>> start
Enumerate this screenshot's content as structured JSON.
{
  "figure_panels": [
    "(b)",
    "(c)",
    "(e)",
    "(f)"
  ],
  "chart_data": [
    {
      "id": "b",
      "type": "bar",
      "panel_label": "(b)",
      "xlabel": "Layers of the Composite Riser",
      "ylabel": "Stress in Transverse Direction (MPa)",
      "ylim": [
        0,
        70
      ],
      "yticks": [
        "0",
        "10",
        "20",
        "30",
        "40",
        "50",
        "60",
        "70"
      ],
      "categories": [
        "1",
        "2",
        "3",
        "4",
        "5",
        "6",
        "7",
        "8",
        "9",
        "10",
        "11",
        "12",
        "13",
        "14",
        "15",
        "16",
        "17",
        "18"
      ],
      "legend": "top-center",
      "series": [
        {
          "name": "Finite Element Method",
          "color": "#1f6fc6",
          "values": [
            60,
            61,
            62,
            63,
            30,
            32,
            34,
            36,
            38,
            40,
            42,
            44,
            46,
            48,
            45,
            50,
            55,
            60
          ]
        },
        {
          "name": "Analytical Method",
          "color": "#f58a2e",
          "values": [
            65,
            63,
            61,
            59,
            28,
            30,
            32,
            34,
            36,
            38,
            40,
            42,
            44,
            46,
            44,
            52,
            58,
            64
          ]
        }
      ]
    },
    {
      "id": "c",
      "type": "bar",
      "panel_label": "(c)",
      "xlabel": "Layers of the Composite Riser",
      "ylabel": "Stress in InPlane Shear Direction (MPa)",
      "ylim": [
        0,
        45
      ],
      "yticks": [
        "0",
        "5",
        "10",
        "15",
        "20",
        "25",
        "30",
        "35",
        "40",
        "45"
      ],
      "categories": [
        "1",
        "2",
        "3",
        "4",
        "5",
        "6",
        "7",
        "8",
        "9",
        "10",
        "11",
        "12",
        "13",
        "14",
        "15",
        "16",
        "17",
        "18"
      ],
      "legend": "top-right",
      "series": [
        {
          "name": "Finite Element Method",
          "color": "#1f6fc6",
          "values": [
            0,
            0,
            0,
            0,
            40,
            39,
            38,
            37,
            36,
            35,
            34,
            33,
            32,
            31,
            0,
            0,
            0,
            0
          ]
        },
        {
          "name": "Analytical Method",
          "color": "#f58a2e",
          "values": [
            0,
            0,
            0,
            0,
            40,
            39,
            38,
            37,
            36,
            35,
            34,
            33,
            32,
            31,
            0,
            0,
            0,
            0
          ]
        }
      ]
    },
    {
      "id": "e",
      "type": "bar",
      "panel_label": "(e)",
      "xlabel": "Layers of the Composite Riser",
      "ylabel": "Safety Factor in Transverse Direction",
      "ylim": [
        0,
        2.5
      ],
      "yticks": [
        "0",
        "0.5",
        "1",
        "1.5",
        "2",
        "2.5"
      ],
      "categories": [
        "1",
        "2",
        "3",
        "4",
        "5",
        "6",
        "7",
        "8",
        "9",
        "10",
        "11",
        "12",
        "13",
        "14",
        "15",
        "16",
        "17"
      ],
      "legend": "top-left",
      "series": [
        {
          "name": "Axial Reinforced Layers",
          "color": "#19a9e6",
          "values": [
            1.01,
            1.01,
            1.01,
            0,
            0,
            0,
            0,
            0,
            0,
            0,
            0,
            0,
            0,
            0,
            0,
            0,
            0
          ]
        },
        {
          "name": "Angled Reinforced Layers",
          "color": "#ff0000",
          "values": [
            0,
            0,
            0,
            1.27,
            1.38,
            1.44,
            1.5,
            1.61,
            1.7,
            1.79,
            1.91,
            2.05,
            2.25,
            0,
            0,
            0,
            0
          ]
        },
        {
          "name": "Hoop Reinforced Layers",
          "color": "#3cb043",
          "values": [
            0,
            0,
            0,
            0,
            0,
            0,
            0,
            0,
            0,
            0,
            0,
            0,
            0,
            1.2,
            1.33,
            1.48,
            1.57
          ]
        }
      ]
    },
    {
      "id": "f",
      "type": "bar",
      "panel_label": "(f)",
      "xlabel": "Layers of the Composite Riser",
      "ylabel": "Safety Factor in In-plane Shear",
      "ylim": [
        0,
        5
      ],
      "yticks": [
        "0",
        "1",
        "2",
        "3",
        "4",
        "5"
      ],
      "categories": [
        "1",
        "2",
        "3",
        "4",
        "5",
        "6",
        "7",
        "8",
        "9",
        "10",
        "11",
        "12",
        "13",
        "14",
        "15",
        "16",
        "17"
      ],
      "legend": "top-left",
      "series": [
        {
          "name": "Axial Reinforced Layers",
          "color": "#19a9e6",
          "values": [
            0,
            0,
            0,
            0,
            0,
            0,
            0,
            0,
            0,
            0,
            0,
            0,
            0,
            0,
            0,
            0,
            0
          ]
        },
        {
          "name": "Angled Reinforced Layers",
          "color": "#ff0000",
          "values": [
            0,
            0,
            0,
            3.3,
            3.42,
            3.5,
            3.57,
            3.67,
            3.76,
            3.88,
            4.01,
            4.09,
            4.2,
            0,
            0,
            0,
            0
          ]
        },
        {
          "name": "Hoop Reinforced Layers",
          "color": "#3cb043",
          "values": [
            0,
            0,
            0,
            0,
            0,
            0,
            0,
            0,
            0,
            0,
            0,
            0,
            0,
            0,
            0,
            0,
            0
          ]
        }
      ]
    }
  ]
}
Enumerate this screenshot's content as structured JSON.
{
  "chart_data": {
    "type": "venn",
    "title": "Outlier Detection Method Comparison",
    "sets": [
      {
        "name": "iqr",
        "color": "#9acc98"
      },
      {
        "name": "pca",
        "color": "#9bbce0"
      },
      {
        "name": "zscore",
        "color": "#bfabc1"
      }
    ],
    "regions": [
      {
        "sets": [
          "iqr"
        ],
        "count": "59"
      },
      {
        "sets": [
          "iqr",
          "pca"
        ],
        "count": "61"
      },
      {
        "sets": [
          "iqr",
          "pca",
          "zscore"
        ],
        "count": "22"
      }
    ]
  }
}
>> end
Retype all of the data shown above, word for word.

Enumerate this screenshot's content as structured JSON.
{
  "figure_panels": [
    "(b)",
    "(c)",
    "(e)",
    "(f)"
  ],
  "chart_data": [
    {
      "id": "b",
      "type": "bar",
      "panel_label": "(b)",
      "xlabel": "Layers of the Composite Riser",
      "ylabel": "Stress in Transverse Direction (MPa)",
      "ylim": [
        0,
        70
      ],
      "yticks": [
        "0",
        "10",
        "20",
        "30",
        "40",
        "50",
        "60",
        "70"
      ],
      "categories": [
        "1",
        "2",
        "3",
        "4",
        "5",
        "6",
        "7",
        "8",
        "9",
        "10",
        "11",
        "12",
        "13",
        "14",
        "15",
        "16",
        "17",
        "18"
      ],
      "legend": "top-center",
      "series": [
        {
          "name": "Finite Element Method",
          "color": "#1f6fc6",
          "values": [
            60,
            61,
            62,
            63,
            30,
            32,
            34,
            36,
            38,
            40,
            42,
            44,
            46,
            48,
            45,
            50,
            55,
            60
          ]
        },
        {
          "name": "Analytical Method",
          "color": "#f58a2e",
          "values": [
            65,
            63,
            61,
            59,
            28,
            30,
            32,
            34,
            36,
            38,
            40,
            42,
            44,
            46,
            44,
            52,
            58,
            64
          ]
        }
      ]
    },
    {
      "id": "c",
      "type": "bar",
      "panel_label": "(c)",
      "xlabel": "Layers of the Composite Riser",
      "ylabel": "Stress in InPlane Shear Direction (MPa)",
      "ylim": [
        0,
        45
      ],
      "yticks": [
        "0",
        "5",
        "10",
        "15",
        "20",
        "25",
        "30",
        "35",
        "40",
        "45"
      ],
      "categories": [
        "1",
        "2",
        "3",
        "4",
        "5",
        "6",
        "7",
        "8",
        "9",
        "10",
        "11",
        "12",
        "13",
        "14",
        "15",
        "16",
        "17",
        "18"
      ],
      "legend": "top-right",
      "series": [
        {
          "name": "Finite Element Method",
          "color": "#1f6fc6",
          "values": [
            0,
            0,
            0,
            0,
            40,
            39,
            38,
            37,
            36,
            35,
            34,
            33,
            32,
            31,
            0,
            0,
            0,
            0
          ]
        },
        {
          "name": "Analytical Method",
          "color": "#f58a2e",
          "values": [
            0,
            0,
            0,
            0,
            40,
            39,
            38,
            37,
            36,
            35,
            34,
            33,
            32,
            31,
            0,
            0,
            0,
            0
          ]
        }
      ]
    },
    {
      "id": "e",
      "type": "bar",
      "panel_label": "(e)",
      "xlabel": "Layers of the Composite Riser",
      "ylabel": "Safety Factor in Transverse Direction",
      "ylim": [
        0,
        2.5
      ],
      "yticks": [
        "0",
        "0.5",
        "1",
        "1.5",
        "2",
        "2.5"
      ],
      "categories": [
        "1",
        "2",
        "3",
        "4",
        "5",
        "6",
        "7",
        "8",
        "9",
        "10",
        "11",
        "12",
        "13",
        "14",
        "15",
        "16",
        "17"
      ],
      "legend": "top-left",
      "series": [
        {
          "name": "Axial Reinforced Layers",
          "color": "#19a9e6",
          "values": [
            1.01,
            1.01,
            1.01,
            0,
            0,
            0,
            0,
            0,
            0,
            0,
            0,
            0,
            0,
            0,
            0,
            0,
            0
          ]
        },
        {
          "name": "Angled Reinforced Layers",
          "color": "#ff0000",
          "values": [
            0,
            0,
            0,
            1.27,
            1.38,
            1.44,
            1.5,
            1.61,
            1.7,
            1.79,
            1.91,
            2.05,
            2.25,
            0,
            0,
            0,
            0
          ]
        },
        {
          "name": "Hoop Reinforced Layers",
          "color": "#3cb043",
          "values": [
            0,
            0,
            0,
            0,
            0,
            0,
            0,
            0,
            0,
            0,
            0,
            0,
            0,
            1.2,
            1.33,
            1.48,
            1.57
          ]
        }
      ]
    },
    {
      "id": "f",
      "type": "bar",
      "panel_label": "(f)",
      "xlabel": "Layers of the Composite Riser",
      "ylabel": "Safety Factor in In-plane Shear",
      "ylim": [
        0,
        5
      ],
      "yticks": [
        "0",
        "1",
        "2",
        "3",
        "4",
        "5"
      ],
      "categories": [
        "1",
        "2",
        "3",
        "4",
        "5",
        "6",
        "7",
        "8",
        "9",
        "10",
        "11",
        "12",
        "13",
        "14",
        "15",
        "16",
        "17"
      ],
      "legend": "top-left",
      "series": [
        {
          "name": "Axial Reinforced Layers",
          "color": "#19a9e6",
          "values": [
            0,
            0,
            0,
            0,
            0,
            0,
            0,
            0,
            0,
            0,
            0,
            0,
            0,
            0,
            0,
            0,
            0
          ]
        },
        {
          "name": "Angled Reinforced Layers",
          "color": "#ff0000",
          "values": [
            0,
            0,
            0,
            3.3,
            3.42,
            3.5,
            3.57,
            3.67,
            3.76,
            3.88,
            4.01,
            4.09,
            4.2,
            0,
            0,
            0,
            0
          ]
        },
        {
          "name": "Hoop Reinforced Layers",
          "color": "#3cb043",
          "values": [
            0,
            0,
            0,
            0,
            0,
            0,
            0,
            0,
            0,
            0,
            0,
            0,
            0,
            0,
            0,
            0,
            0
          ]
        }
      ]
    }
  ]
}
Enumerate this screenshot's content as structured JSON.
{
  "chart_data": {
    "type": "venn",
    "title": "Outlier Detection Method Comparison",
    "sets": [
      {
        "name": "iqr",
        "color": "#9acc98"
      },
      {
        "name": "pca",
        "color": "#9bbce0"
      },
      {
        "name": "zscore",
        "color": "#bfabc1"
      }
    ],
    "regions": [
      {
        "sets": [
          "iqr"
        ],
        "count": "59"
      },
      {
        "sets": [
          "iqr",
          "pca"
        ],
        "count": "61"
      },
      {
        "sets": [
          "iqr",
          "pca",
          "zscore"
        ],
        "count": "22"
      }
    ]
  }
}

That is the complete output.